─── PROVIDED DATA ───

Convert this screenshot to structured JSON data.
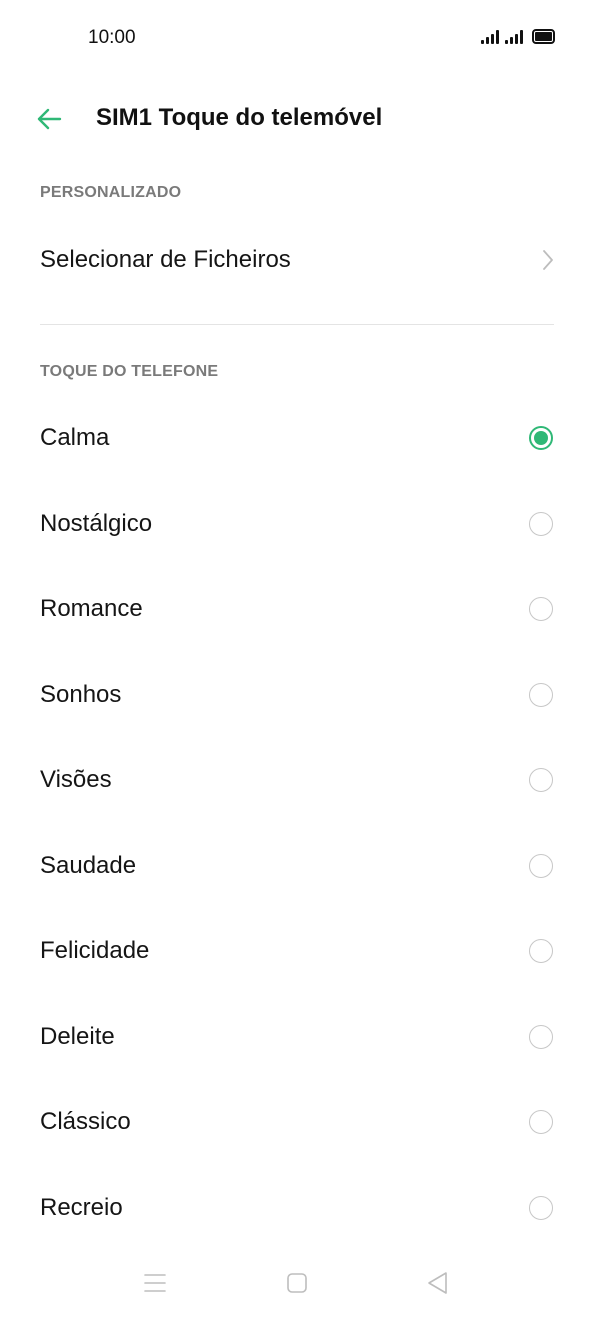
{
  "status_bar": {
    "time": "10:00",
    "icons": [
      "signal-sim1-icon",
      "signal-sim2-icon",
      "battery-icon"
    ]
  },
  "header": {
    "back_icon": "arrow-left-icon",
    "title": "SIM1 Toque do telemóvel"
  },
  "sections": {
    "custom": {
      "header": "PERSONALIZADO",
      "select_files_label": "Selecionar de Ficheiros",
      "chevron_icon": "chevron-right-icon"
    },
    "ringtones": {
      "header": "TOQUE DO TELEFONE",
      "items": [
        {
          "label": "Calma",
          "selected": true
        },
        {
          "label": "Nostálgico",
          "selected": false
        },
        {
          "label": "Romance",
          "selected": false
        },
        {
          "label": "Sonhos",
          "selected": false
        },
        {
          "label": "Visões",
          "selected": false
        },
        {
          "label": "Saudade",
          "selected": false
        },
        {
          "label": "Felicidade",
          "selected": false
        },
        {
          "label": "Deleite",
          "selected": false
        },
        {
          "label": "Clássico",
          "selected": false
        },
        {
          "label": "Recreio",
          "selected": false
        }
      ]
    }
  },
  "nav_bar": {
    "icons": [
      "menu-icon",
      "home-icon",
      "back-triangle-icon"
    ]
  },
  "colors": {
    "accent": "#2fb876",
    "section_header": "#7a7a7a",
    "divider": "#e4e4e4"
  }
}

───
─── PROVIDED DATA ───

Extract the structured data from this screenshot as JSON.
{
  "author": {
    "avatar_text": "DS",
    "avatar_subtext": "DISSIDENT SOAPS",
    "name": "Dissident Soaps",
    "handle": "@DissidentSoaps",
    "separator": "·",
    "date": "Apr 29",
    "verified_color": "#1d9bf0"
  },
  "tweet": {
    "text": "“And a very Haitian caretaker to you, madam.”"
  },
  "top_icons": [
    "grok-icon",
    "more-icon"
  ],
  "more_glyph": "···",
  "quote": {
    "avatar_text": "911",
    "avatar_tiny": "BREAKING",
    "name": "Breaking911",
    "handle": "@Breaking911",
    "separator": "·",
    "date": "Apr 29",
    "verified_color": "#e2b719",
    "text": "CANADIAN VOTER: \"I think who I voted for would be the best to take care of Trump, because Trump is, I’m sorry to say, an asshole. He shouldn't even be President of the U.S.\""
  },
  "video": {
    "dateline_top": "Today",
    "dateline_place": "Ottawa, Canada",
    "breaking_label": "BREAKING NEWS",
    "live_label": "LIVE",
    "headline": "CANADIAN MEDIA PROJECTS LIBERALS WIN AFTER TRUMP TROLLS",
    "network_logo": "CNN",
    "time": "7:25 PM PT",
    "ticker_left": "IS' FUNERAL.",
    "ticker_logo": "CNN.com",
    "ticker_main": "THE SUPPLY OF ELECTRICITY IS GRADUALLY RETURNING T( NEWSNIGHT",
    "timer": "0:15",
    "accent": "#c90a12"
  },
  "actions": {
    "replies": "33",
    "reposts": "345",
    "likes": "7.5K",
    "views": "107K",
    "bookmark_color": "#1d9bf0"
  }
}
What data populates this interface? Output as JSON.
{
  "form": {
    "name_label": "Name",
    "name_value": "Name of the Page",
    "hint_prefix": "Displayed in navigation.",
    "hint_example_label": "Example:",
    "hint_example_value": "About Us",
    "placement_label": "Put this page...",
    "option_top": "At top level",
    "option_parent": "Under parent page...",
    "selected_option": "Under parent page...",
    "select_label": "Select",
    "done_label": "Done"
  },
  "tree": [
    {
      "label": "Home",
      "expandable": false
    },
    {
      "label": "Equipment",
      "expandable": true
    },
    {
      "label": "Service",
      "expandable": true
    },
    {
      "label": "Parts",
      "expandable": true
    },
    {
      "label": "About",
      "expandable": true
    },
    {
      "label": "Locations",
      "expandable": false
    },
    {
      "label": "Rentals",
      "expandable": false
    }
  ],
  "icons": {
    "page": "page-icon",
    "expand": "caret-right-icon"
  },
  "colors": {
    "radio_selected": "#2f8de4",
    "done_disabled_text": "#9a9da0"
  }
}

───
─── PROVIDED DATA ───

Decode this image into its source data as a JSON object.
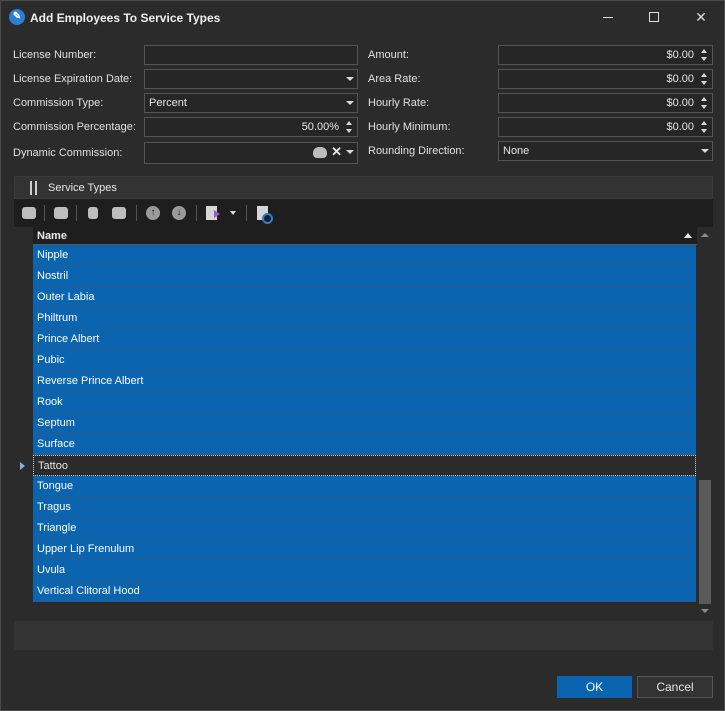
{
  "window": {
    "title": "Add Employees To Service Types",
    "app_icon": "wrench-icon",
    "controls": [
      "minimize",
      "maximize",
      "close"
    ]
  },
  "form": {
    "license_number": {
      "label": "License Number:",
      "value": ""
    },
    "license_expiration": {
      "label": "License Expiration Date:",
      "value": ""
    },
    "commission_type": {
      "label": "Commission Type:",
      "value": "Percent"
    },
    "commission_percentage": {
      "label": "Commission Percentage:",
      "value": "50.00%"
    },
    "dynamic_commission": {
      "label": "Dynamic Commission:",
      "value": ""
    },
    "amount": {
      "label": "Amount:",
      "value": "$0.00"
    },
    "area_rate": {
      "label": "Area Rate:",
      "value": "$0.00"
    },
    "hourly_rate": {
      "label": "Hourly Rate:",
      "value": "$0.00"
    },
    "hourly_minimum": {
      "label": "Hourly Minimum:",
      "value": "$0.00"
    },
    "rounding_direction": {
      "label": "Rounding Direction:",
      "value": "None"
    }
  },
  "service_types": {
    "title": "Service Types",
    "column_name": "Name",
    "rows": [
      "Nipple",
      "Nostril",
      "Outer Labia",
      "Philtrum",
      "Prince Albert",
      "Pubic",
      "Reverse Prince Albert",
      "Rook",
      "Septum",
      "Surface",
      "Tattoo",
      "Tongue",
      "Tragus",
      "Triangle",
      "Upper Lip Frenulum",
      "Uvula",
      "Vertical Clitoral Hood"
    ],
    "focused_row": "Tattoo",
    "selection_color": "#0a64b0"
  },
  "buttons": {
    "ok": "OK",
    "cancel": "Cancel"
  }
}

───

Read the data above. Pull out each line in which the string "JSON" appears.

■ **TASK OUTPUT**
Convert this screenshot to structured JSON data.
Extract the structured data from this screenshot as JSON.
What data populates this interface? Output as JSON.
Decode this image into its source data as a JSON object.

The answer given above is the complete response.